- [Richiesta 1]
Quali sentori associa al gusto inglese il testo su French Bloom? Elencali tutti.
- [Richiesta 2]
Prolunga il testo su French Bloom partendo dopo la sua ultima frase.

French Bloom. Barrique

L’importante è che questa base sia “esagerata” in ogni sua componente. Il processo di dealcolazione prevede una distillazione sotto vuoto a -32°C con una evaporazione in assenza di bollitura. In effetti si perde il 60% della componente aromatica e il 20% del volume del prodotto base, ed è per questo che il vino di partenza deve essere “esagerato” nelle sue caratteristiche aromatiche. Anche i profumi di rovere sono esaltati al massimo con il passaggio in barrique nuove per sei mesi. La base è poi acidificata con acido tartarico. In definitiva deve risultare “legnosa” e acida all’eccesso, in pratica imbevibile.

La dealcolazione avviene i tre passaggi: dal 12% al 2% poi dal 2% allo 0,5% e infine dallo 0,5% allo 0,0%. E come atto finale occorre creare le bollicine in assenza di rifermentazione, il che viene realizzato con un processo di carbonazione, derivato dalle acque minerali e particolarmente studiato per produrre bollicine fini e soprattutto persistenti.

La Cuvée viene messa in commercio con una parvenza di annata di vendemmia, la vintage 2022, e deve garantire una vita di almeno due anni sullo scaffale: questo richiede un processo di stabilizzazione che si realizza con la flash-detente, termovinificazione che porta il liquido velocemente ad alta temperatura per poi raffreddarlo altrettanto velocemente a bassissima temperatura sotto vuoto.

French Bloom. La Cuvée

Il prodotto finale oltre ad essere privo di alcol, non prevede liquore di dosaggio né solfiti, mentre viene ricercato un profilo aromatico “ossidativo”, per rendere il vino simile agli Champagne dosati con il gusto inglese, che predilige vini invecchiati con leggera mederizzazione con sentori di caffè, brioche e albicocca. Mentre quasi tutti i vini spumanti no-alcol hanno residui zuccherini alti, la Cuvée è assolutamente secca.

La Cuvée di French Bloom è il primo vino dealcolato venduto al dettaglio a più di 100€. Ne sono state prodotte 17.000 bottiglie, un numero ridottissimo se lo confrontate con le 400.000 bottiglie del French Bloom spumante no alcol bianco e rosé. Si parla di una sola azienda e non tra le più grosse: questi numeri rendono immediatamente l’idea di quale sia la consistenza del fenomeno. Si scopre così che gli italiani sono costretti a emigrare: in Italia oltre a non poterlo chiamare vino, il processo di dealcolazione è consentito solo nelle distillerie, cosicché diventa più conveniente e burocraticamente più facile andare a produrre all’estero, magari in Germania.

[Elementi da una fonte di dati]

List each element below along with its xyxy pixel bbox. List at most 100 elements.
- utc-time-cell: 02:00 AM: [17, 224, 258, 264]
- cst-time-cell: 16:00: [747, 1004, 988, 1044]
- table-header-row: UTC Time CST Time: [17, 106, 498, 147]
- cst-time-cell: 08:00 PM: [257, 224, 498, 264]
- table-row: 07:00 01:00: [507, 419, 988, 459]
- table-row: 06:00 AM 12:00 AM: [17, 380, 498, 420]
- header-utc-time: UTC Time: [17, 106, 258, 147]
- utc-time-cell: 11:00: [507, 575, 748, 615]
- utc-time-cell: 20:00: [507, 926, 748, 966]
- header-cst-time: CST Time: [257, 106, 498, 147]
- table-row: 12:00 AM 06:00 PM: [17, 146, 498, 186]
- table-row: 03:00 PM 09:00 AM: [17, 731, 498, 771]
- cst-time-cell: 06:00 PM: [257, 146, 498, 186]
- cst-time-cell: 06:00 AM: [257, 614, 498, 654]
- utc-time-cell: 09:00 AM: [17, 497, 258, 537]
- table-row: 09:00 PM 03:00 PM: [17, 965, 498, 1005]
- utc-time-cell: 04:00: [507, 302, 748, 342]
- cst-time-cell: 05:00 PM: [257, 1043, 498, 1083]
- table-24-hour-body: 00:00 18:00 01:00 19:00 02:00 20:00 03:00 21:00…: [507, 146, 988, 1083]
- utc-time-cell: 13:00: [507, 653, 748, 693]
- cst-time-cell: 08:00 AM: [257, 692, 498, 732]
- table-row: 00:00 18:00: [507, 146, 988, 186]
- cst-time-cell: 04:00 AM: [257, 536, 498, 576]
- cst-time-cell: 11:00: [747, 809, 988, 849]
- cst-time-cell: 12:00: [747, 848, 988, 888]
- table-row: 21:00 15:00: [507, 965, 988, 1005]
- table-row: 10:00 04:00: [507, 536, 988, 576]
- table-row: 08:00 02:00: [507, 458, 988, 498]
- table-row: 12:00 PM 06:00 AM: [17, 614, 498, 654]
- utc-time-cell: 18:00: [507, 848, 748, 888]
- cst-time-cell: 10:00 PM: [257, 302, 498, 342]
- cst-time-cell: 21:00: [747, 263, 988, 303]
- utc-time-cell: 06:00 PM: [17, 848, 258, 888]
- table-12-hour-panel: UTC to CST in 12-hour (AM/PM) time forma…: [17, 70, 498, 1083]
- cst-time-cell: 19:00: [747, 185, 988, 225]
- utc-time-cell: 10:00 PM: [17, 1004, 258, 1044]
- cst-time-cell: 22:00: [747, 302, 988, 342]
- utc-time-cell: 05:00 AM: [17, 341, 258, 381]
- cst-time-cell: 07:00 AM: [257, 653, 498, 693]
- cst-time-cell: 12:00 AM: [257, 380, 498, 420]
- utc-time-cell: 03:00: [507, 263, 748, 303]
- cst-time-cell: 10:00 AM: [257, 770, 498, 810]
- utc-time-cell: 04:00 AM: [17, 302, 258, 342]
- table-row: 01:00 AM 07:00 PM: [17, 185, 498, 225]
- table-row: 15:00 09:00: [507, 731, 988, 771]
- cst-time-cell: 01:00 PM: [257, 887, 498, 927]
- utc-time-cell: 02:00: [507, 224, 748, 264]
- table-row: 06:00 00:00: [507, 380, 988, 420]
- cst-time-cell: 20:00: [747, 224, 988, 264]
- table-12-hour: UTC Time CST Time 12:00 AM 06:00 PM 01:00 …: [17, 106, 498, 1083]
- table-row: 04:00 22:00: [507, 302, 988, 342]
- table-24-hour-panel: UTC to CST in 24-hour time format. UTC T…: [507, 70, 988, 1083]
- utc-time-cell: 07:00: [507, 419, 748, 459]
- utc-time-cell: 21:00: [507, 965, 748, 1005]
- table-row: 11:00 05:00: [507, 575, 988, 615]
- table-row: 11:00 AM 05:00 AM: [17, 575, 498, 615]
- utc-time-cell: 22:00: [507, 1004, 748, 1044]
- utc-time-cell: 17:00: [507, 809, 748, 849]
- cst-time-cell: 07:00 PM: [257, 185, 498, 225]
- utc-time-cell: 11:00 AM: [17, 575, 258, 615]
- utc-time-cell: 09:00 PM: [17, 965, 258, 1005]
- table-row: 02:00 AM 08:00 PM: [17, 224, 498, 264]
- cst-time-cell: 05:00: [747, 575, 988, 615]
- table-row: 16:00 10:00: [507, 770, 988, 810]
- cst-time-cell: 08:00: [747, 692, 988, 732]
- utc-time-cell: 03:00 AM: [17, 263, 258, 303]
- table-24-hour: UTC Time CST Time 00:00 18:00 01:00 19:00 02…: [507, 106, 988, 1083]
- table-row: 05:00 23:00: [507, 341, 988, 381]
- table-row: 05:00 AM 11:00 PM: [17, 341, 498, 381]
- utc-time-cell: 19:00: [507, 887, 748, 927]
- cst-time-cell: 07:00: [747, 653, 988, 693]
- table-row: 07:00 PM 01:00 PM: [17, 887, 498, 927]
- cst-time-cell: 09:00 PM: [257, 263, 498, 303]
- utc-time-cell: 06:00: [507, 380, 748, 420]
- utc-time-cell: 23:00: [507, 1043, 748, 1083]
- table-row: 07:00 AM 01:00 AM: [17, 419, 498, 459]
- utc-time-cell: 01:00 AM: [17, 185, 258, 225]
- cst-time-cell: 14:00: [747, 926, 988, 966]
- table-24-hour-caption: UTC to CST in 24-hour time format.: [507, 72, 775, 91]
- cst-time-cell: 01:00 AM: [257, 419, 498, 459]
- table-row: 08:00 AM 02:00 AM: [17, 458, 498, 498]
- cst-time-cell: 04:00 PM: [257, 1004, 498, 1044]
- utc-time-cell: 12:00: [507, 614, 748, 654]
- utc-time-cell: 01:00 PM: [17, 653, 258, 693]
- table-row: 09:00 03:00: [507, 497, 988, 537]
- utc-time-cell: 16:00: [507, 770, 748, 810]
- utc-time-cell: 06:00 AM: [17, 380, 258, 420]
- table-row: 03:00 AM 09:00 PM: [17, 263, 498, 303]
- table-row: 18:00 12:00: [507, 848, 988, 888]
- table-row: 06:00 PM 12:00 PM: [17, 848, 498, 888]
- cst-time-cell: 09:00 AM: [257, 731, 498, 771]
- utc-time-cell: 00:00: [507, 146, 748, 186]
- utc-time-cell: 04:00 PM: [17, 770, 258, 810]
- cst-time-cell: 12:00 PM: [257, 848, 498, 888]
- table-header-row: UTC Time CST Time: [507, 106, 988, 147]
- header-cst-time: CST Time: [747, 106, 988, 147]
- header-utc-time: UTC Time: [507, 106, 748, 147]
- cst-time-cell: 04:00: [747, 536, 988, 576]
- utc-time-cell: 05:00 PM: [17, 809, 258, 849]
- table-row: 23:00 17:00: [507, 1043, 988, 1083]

* * *

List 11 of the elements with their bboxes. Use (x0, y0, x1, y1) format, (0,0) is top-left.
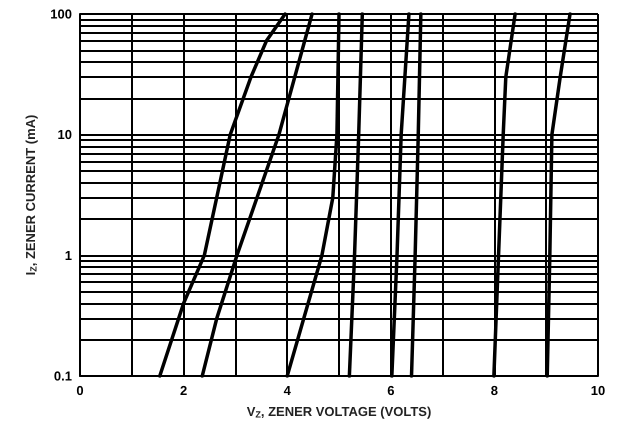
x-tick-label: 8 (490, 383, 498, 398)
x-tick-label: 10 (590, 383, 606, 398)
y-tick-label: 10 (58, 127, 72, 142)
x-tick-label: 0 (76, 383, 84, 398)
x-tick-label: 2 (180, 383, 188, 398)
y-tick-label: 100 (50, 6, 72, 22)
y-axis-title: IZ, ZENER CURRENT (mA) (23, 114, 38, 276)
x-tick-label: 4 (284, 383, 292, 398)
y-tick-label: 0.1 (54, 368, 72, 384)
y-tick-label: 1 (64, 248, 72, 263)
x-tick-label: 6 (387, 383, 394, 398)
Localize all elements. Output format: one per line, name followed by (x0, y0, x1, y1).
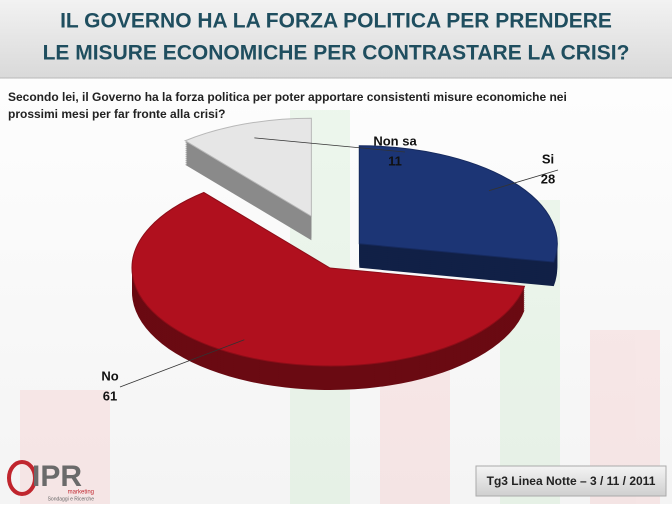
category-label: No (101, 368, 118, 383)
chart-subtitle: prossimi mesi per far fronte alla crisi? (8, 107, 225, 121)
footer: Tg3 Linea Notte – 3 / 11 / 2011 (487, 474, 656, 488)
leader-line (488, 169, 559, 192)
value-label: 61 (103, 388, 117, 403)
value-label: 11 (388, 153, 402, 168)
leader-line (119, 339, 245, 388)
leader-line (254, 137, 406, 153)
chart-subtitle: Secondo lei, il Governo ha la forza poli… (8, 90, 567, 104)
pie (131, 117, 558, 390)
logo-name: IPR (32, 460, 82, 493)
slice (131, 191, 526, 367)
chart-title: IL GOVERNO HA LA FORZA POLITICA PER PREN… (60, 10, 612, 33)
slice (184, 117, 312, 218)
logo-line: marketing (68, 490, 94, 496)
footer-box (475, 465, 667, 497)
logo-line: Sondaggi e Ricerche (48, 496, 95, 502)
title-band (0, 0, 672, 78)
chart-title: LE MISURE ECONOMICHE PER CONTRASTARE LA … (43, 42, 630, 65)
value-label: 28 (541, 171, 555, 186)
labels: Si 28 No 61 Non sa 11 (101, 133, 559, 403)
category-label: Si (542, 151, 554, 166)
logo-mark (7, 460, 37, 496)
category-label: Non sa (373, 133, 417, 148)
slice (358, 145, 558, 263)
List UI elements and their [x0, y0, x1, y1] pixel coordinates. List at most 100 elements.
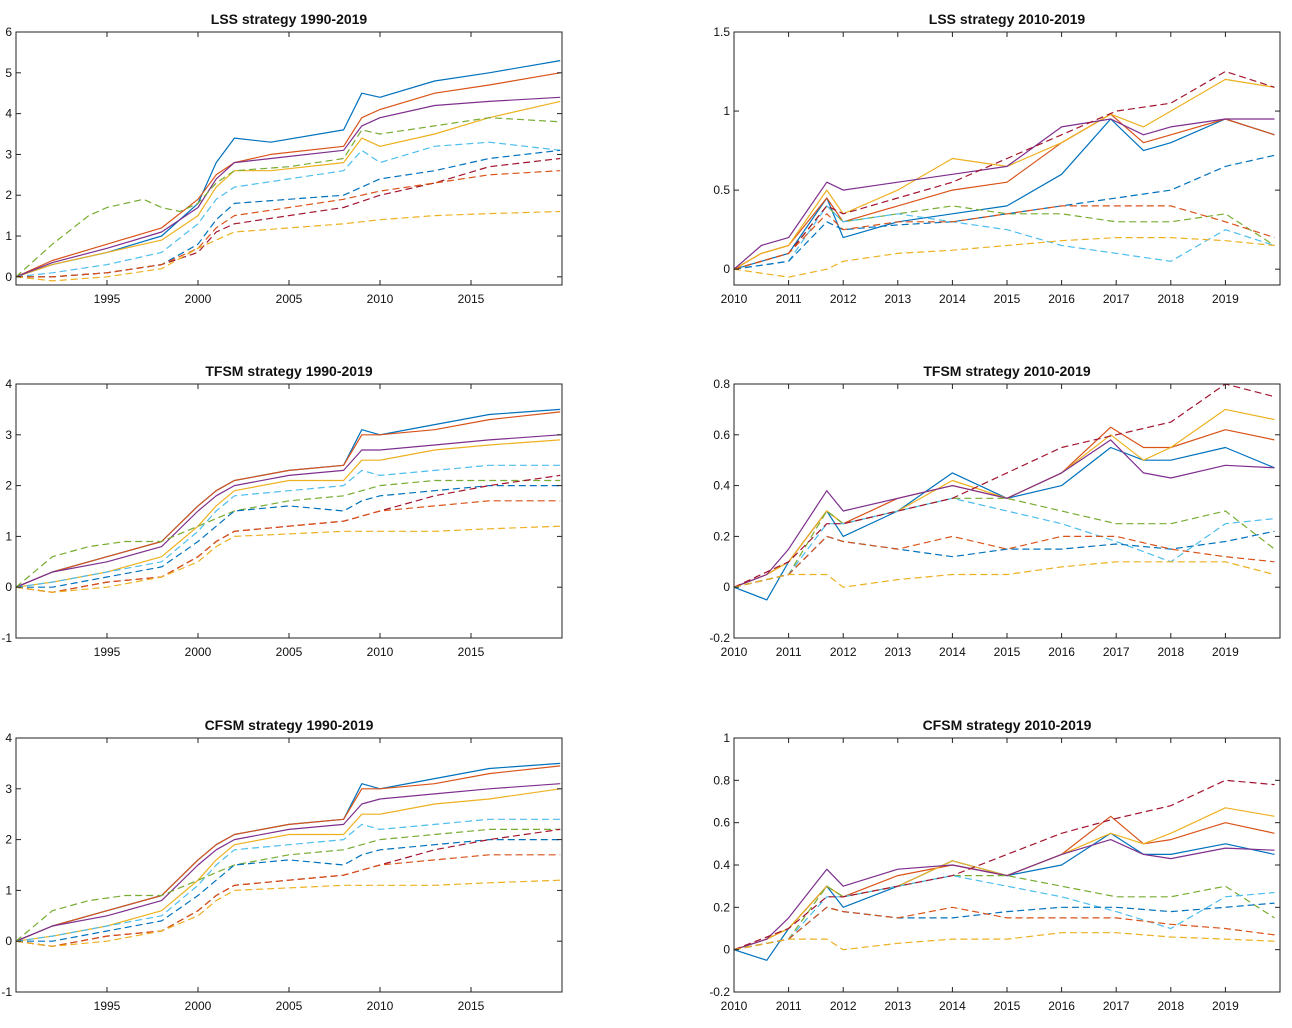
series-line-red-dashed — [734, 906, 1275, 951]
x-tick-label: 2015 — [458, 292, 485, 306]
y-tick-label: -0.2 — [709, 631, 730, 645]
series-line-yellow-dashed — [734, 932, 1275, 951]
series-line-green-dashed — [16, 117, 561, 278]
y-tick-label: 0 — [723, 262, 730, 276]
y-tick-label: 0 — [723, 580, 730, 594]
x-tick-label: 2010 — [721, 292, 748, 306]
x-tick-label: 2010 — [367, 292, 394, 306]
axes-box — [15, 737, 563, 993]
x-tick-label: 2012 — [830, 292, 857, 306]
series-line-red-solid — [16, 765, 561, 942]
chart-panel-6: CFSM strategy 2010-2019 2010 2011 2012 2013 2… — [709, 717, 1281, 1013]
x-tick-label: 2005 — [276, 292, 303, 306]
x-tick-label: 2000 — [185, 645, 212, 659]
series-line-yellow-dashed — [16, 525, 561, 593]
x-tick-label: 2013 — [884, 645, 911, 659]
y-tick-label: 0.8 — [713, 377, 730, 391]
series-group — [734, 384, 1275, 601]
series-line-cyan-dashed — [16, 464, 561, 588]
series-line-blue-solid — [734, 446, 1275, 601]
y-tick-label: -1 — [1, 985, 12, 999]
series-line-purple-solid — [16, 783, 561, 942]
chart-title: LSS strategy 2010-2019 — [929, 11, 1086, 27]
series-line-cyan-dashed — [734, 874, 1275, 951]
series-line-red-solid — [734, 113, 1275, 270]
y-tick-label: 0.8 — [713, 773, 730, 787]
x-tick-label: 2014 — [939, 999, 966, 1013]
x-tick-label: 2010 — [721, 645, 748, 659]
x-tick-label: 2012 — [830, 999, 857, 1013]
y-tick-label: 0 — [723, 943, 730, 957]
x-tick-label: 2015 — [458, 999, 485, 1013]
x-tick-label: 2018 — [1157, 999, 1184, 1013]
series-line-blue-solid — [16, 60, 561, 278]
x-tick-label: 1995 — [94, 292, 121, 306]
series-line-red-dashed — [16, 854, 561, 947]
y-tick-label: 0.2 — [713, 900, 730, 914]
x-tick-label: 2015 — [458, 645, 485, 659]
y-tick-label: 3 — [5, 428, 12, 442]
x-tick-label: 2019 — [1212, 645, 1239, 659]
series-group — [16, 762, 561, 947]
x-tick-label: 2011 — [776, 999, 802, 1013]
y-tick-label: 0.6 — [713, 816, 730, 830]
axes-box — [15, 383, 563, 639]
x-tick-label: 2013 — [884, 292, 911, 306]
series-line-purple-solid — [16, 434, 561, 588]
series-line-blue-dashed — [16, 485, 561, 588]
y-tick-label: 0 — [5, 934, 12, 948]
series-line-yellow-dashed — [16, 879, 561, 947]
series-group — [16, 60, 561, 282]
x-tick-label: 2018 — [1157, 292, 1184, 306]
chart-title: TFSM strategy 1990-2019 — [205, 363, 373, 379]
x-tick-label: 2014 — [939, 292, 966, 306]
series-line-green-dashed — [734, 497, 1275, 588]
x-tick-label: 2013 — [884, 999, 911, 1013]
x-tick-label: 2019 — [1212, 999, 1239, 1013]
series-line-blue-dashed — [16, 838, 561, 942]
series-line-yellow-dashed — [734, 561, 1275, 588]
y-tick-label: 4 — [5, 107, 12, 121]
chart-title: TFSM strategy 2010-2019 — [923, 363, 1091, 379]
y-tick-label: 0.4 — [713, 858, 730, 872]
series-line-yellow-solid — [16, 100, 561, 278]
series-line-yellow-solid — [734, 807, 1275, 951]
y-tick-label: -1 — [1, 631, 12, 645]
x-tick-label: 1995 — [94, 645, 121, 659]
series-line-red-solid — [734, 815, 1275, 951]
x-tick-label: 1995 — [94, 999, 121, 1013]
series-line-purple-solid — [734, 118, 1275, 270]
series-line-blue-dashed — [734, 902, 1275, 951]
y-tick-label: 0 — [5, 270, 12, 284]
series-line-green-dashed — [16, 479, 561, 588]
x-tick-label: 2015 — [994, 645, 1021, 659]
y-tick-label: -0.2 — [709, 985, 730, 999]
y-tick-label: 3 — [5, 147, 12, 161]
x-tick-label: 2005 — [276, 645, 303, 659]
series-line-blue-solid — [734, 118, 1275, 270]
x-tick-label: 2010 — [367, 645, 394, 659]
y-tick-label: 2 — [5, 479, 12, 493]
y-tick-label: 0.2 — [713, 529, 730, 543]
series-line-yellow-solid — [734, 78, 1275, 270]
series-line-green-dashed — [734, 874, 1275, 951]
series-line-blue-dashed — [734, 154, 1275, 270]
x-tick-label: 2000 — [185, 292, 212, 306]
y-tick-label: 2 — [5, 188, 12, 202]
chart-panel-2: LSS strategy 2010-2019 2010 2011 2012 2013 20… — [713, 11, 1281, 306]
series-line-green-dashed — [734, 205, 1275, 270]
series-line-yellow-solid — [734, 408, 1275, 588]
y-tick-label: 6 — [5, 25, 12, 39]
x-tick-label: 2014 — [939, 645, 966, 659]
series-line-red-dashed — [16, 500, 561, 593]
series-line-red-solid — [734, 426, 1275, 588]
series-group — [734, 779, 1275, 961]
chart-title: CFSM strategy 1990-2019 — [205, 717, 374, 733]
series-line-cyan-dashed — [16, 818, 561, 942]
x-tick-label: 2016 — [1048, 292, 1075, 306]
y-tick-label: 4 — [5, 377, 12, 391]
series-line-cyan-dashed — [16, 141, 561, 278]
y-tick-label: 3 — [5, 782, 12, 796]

- [Risposta 1]
Caffè, brioche e albicocca.

- [Risposta 2]
In conclusione

Io non sono vegano, ma in alcuni periodi ho provato ad esserlo per riequilibrare certi parametri salutistici ed ha funzionato. Così di tanto in tanto posso avere bisogno di una pausa dall’alcol, magari anche solo per motivi di guida. Poi il mondo è pieno di future madri, come lo era Maggie Frerejean-Taittinger quando decise di fondare la French Bloom. E ancora c’è la GenZ che richiede bevande sempre meno alcoliche e adatte ad aperitivi leggeri e dietetici. Pensiamo anche all’universo musulmano. Il numero di potenziali consumatori di vino no alcol è mostruosamente elevato. E badate bene dico VINO no alcol, perché proporre qualsiasi altro nome non ha senso.

Di Coca e RedBull c’è già pieno il mondo e sarebbe assurdo pensare di aggredire questo mercato con una “bevanda a base di uva”, sempre che anche l’uva resti un ingrediente necessario. Le multinazionali dell’analcolico impiegherebbero pochi secondi ad aggredire il mercato con una “bevanda” che avesse qualche parvenza di successo.

La cosa sarebbe per loro molto meno interessante se dovessero partire dalla definizione “vino”, ovvero di qualcosa che è prodotto rigorosamente dall’uva e se dovessero cimentarsi con prodotti del livello de La Cuvée.

Dobbiamo smettere, e non solo noi italiani, di finanziare espianti di migliaia di ettari di vigneti solo perché certi vini non incontrano più i favori del mercato, dando magari la colpa ai cambiamenti climatici. Dobbiamo finirla con assurdi dogmatismi che hanno il solo risultato di far fare gli affari agli altri.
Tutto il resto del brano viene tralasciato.